Find all lines in the records that include the word "возврату", and copy them out.

>> START DATA ENTRIES

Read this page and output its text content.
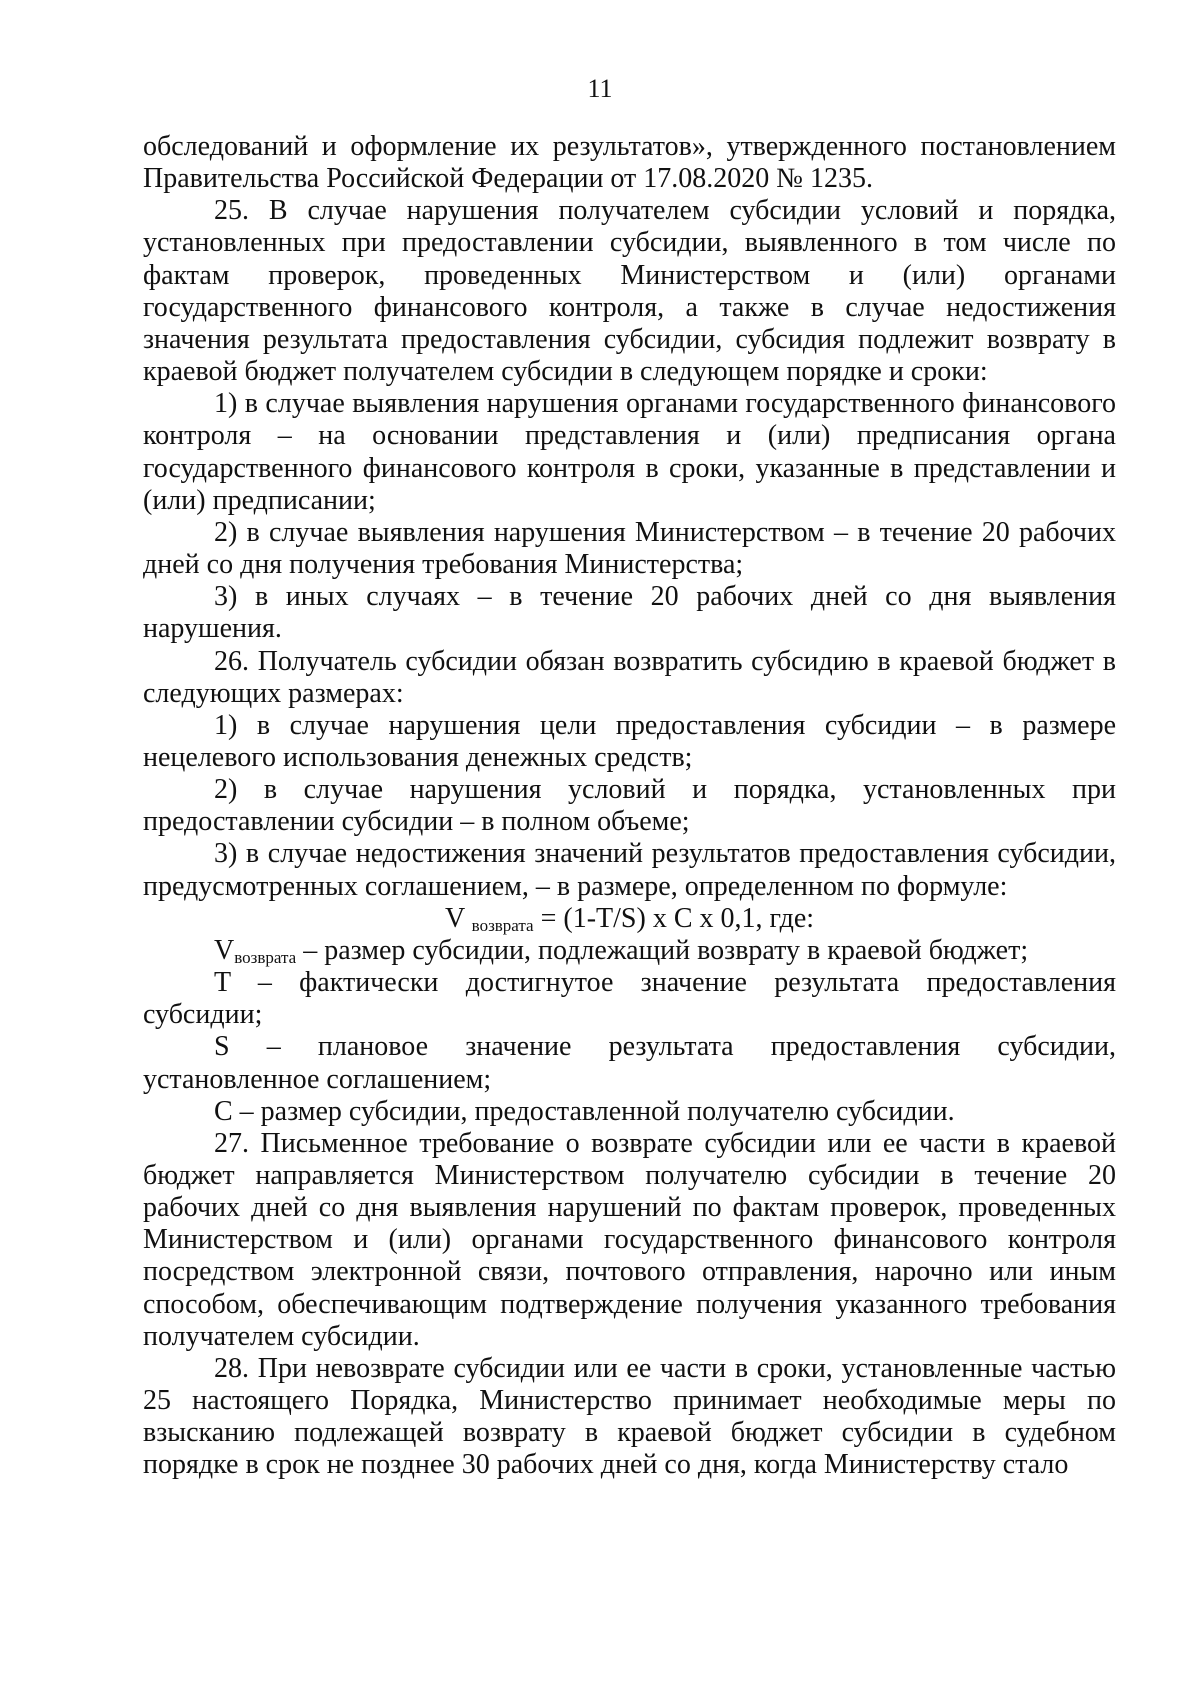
11

обследований и оформление их результатов», утвержденного постановлением Правительства Российской Федерации от 17.08.2020 № 1235.

25. В случае нарушения получателем субсидии условий и порядка, установленных при предоставлении субсидии, выявленного в том числе по фактам проверок, проведенных Министерством и (или) органами государственного финансового контроля, а также в случае недостижения значения результата предоставления субсидии, субсидия подлежит возврату в краевой бюджет получателем субсидии в следующем порядке и сроки:

1) в случае выявления нарушения органами государственного финансового контроля – на основании представления и (или) предписания органа государственного финансового контроля в сроки, указанные в представлении и (или) предписании;

2) в случае выявления нарушения Министерством – в течение 20 рабочих дней со дня получения требования Министерства;

3) в иных случаях – в течение 20 рабочих дней со дня выявления нарушения.

26. Получатель субсидии обязан возвратить субсидию в краевой бюджет в следующих размерах:

1) в случае нарушения цели предоставления субсидии – в размере нецелевого использования денежных средств;

2) в случае нарушения условий и порядка, установленных при предоставлении субсидии – в полном объеме;

3) в случае недостижения значений результатов предоставления субсидии, предусмотренных соглашением, – в размере, определенном по формуле:

V $_{возврата}$ = (1-T/S) x C x 0,1, где:

$V_{возврата}$ – размер субсидии, подлежащий возврату в краевой бюджет;

T – фактически достигнутое значение результата предоставления субсидии;

S – плановое значение результата предоставления субсидии, установленное соглашением;

C – размер субсидии, предоставленной получателю субсидии.

27. Письменное требование о возврате субсидии или ее части в краевой бюджет направляется Министерством получателю субсидии в течение 20 рабочих дней со дня выявления нарушений по фактам проверок, проведенных Министерством и (или) органами государственного финансового контроля посредством электронной связи, почтового отправления, нарочно или иным способом, обеспечивающим подтверждение получения указанного требования получателем субсидии.

28. При невозврате субсидии или ее части в сроки, установленные частью 25 настоящего Порядка, Министерство принимает необходимые меры по взысканию подлежащей возврату в краевой бюджет субсидии в судебном порядке в срок не позднее 30 рабочих дней со дня, когда Министерству стало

>> END DATA ENTRIES

RESPONSE TO THIS EXERCISE -
25. В случае нарушения получателем субсидии условий и порядка, установленных при предоставлении субсидии, выявленного в том числе по фактам проверок, проведенных Министерством и (или) органами государственного финансового контроля, а также в случае недостижения значения результата предоставления субсидии, субсидия подлежит возврату в краевой бюджет получателем субсидии в следующем порядке и сроки:
$V_{возврата}$ – размер субсидии, подлежащий возврату в краевой бюджет;
28. При невозврате субсидии или ее части в сроки, установленные частью 25 настоящего Порядка, Министерство принимает необходимые меры по взысканию подлежащей возврату в краевой бюджет субсидии в судебном порядке в срок не позднее 30 рабочих дней со дня, когда Министерству стало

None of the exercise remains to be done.